_Text section_
The brain bank has received a growing number of donations harvested from players who were 34 years old or younger at the time of death. More than half of those athletes had CTE.

A married father of four, Jackson was widely admired in and out of the NFL for his community service and business acumen. A 12-year NFL veteran who played with the San Diego Chargers and the Tampa Bay Buccaneers, Jackson was voted Tampa Bay’s nominee for the Walter Payton Man of the Year Award, which recognizes community service, four years running during his five seasons there. He was a union representative in the NFL Players Association and one of the named plaintiffs when the union sued the league’s owners during the 2011 lockout.

After retiring from the NFL in 2018 at 35, he continued to help military families through the Jackson in Action 83 Foundation. He had not played since the 2016 season. Jackson’s father served in the U.S. Army and Jackson and his wife, Lindsey, wrote a series of children’s books about growing up in military families. He won the Distinguished Community Advocate Award in 2018 from the Tampa Bay Sports Commission.

He had been cited for his smooth transition from the NFL into real estate development.

According to the Hillsborough County Sheriff’s Office, Jackson was found at the Homewood Suites in Brandon, Florida, just a few miles east of Tampa, where hotel staff said he had been staying since Jan. 11. Jackson’s family reported that Jackson was missing Feb. 10. Two days later, sheriffs found him at the hotel and “after assessing Jackson’s well-being,” canceled the missing persons case.

_Data lines_
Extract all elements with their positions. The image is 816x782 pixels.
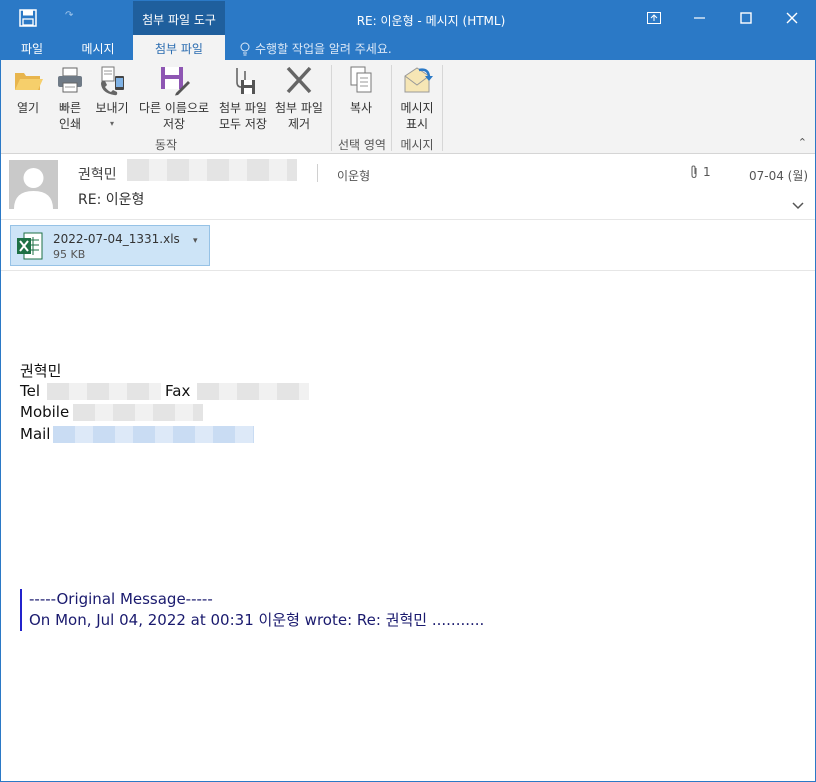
ribbon-tab-bar: 파일 메시지 첨부 파일 수행할 작업을 알려 주세요.	[1, 35, 815, 60]
show-message-button[interactable]: 메시지 표시	[395, 64, 439, 132]
excel-file-icon	[16, 231, 44, 261]
remove-label-2: 제거	[287, 117, 311, 131]
save-as-label-2: 저장	[162, 117, 186, 131]
redacted-mail-link[interactable]	[53, 426, 254, 443]
save-as-icon	[158, 64, 190, 96]
send-label: 보내기	[95, 101, 129, 115]
recipient-name[interactable]: 이운형	[337, 167, 370, 184]
folder-open-icon	[12, 64, 44, 96]
save-all-label-2: 모두 저장	[219, 117, 267, 131]
redacted-sender-email	[127, 159, 297, 181]
minimize-button[interactable]	[677, 1, 723, 35]
save-as-button[interactable]: 다른 이름으로 저장	[134, 64, 214, 132]
redacted-tel	[47, 383, 161, 400]
message-date: 07-04 (월)	[749, 169, 809, 183]
save-all-label-1: 첨부 파일	[219, 101, 267, 115]
ribbon-separator	[442, 65, 443, 151]
attachment-bar: 2022-07-04_1331.xls 95 KB ▾	[1, 220, 815, 271]
attachment-name: 2022-07-04_1331.xls	[53, 232, 180, 246]
tell-me-placeholder: 수행할 작업을 알려 주세요.	[255, 42, 392, 56]
remove-label-1: 첨부 파일	[275, 101, 323, 115]
signature-tel-line: Tel	[20, 382, 40, 400]
redacted-fax	[197, 383, 309, 400]
show-message-label-2: 표시	[405, 117, 429, 131]
attachment-size: 95 KB	[53, 248, 86, 261]
outlook-message-window: ↷ 첨부 파일 도구 RE: 이운형 - 메시지 (HTML) 파일 메시지 첨…	[0, 0, 816, 782]
ribbon: 열기 빠른 인쇄 보내기 ▾ 다른 이름으로 저장 첨부 파일 모두 저장 첨부…	[1, 60, 815, 154]
save-as-label-1: 다른 이름으로	[138, 101, 210, 115]
attachment-item[interactable]: 2022-07-04_1331.xls 95 KB ▾	[10, 225, 210, 266]
group-label-selection: 선택 영역	[338, 138, 386, 152]
signature-name: 권혁민	[20, 362, 62, 380]
redo-icon[interactable]: ↷	[65, 10, 73, 21]
attachment-count-value: 1	[703, 165, 711, 179]
header-divider	[317, 164, 318, 182]
open-label: 열기	[16, 101, 40, 115]
open-button[interactable]: 열기	[9, 64, 47, 116]
copy-button[interactable]: 복사	[339, 64, 383, 116]
group-label-actions: 동작	[154, 138, 178, 152]
remove-attachment-button[interactable]: 첨부 파일 제거	[271, 64, 327, 132]
show-message-label-1: 메시지	[400, 101, 434, 115]
message-subject: RE: 이운형	[78, 192, 145, 208]
phone-device-icon	[96, 64, 128, 96]
original-message-line: On Mon, Jul 04, 2022 at 00:31 이운형 wrote:…	[29, 611, 485, 629]
maximize-button[interactable]	[723, 1, 769, 35]
quick-print-button[interactable]: 빠른 인쇄	[51, 64, 89, 132]
original-message-header: -----Original Message-----	[29, 590, 213, 608]
signature-mail-label: Mail	[20, 425, 51, 443]
message-header: 권혁민 이운형 1 07-04 (월) RE: 이운형	[1, 154, 815, 220]
expand-header-icon[interactable]	[792, 199, 804, 213]
signature-mobile-label: Mobile	[20, 403, 70, 421]
quick-print-label-2: 인쇄	[58, 117, 82, 131]
save-all-icon	[227, 64, 259, 96]
printer-icon	[54, 64, 86, 96]
message-body: 권혁민 Tel Fax Mobile Mail -----Original Me…	[1, 272, 815, 781]
avatar	[9, 160, 58, 209]
envelope-arrow-icon	[401, 64, 433, 96]
sender-name[interactable]: 권혁민	[78, 164, 117, 184]
lightbulb-icon	[240, 42, 250, 55]
save-all-attachments-button[interactable]: 첨부 파일 모두 저장	[215, 64, 271, 132]
group-label-message: 메시지	[400, 138, 434, 152]
attachment-dropdown-icon[interactable]: ▾	[193, 236, 198, 246]
tab-message[interactable]: 메시지	[69, 35, 127, 60]
signature-fax-label: Fax	[165, 382, 191, 400]
restore-ribbon-button[interactable]	[631, 1, 677, 35]
paperclip-icon	[691, 165, 697, 179]
copy-label: 복사	[349, 101, 373, 115]
send-button[interactable]: 보내기 ▾	[92, 64, 132, 132]
remove-x-icon	[283, 64, 315, 96]
quick-print-label-1: 빠른	[58, 101, 82, 115]
original-message-quote: -----Original Message----- On Mon, Jul 0…	[20, 589, 484, 631]
contextual-tab-group: 첨부 파일 도구	[133, 1, 225, 35]
redacted-mobile	[73, 404, 203, 421]
ribbon-separator	[331, 65, 332, 151]
ribbon-separator	[391, 65, 392, 151]
attachment-count: 1	[689, 165, 711, 179]
window-title: RE: 이운형 - 메시지 (HTML)	[356, 14, 506, 28]
tab-file[interactable]: 파일	[9, 35, 55, 60]
title-bar: ↷ 첨부 파일 도구 RE: 이운형 - 메시지 (HTML)	[1, 1, 815, 35]
tell-me-box[interactable]: 수행할 작업을 알려 주세요.	[239, 40, 392, 57]
send-dropdown-icon: ▾	[109, 119, 114, 128]
save-icon[interactable]	[19, 9, 37, 27]
tel-label: Tel	[20, 382, 41, 400]
tab-attachments[interactable]: 첨부 파일	[133, 35, 225, 60]
copy-icon	[345, 64, 377, 96]
close-button[interactable]	[769, 1, 815, 35]
collapse-ribbon-icon[interactable]: ⌃	[798, 136, 807, 149]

_Brief_
Repeat verbatim the stretch of the passage about Jackson from "The brain bank" through "the 2011 lockout.". The rows have no connection to the passage about Jackson.

_Worked solution_
The brain bank has received a growing number of donations harvested from players who were 34 years old or younger at the time of death. More than half of those athletes had CTE.

A married father of four, Jackson was widely admired in and out of the NFL for his community service and business acumen. A 12-year NFL veteran who played with the San Diego Chargers and the Tampa Bay Buccaneers, Jackson was voted Tampa Bay’s nominee for the Walter Payton Man of the Year Award, which recognizes community service, four years running during his five seasons there. He was a union representative in the NFL Players Association and one of the named plaintiffs when the union sued the league’s owners during the 2011 lockout.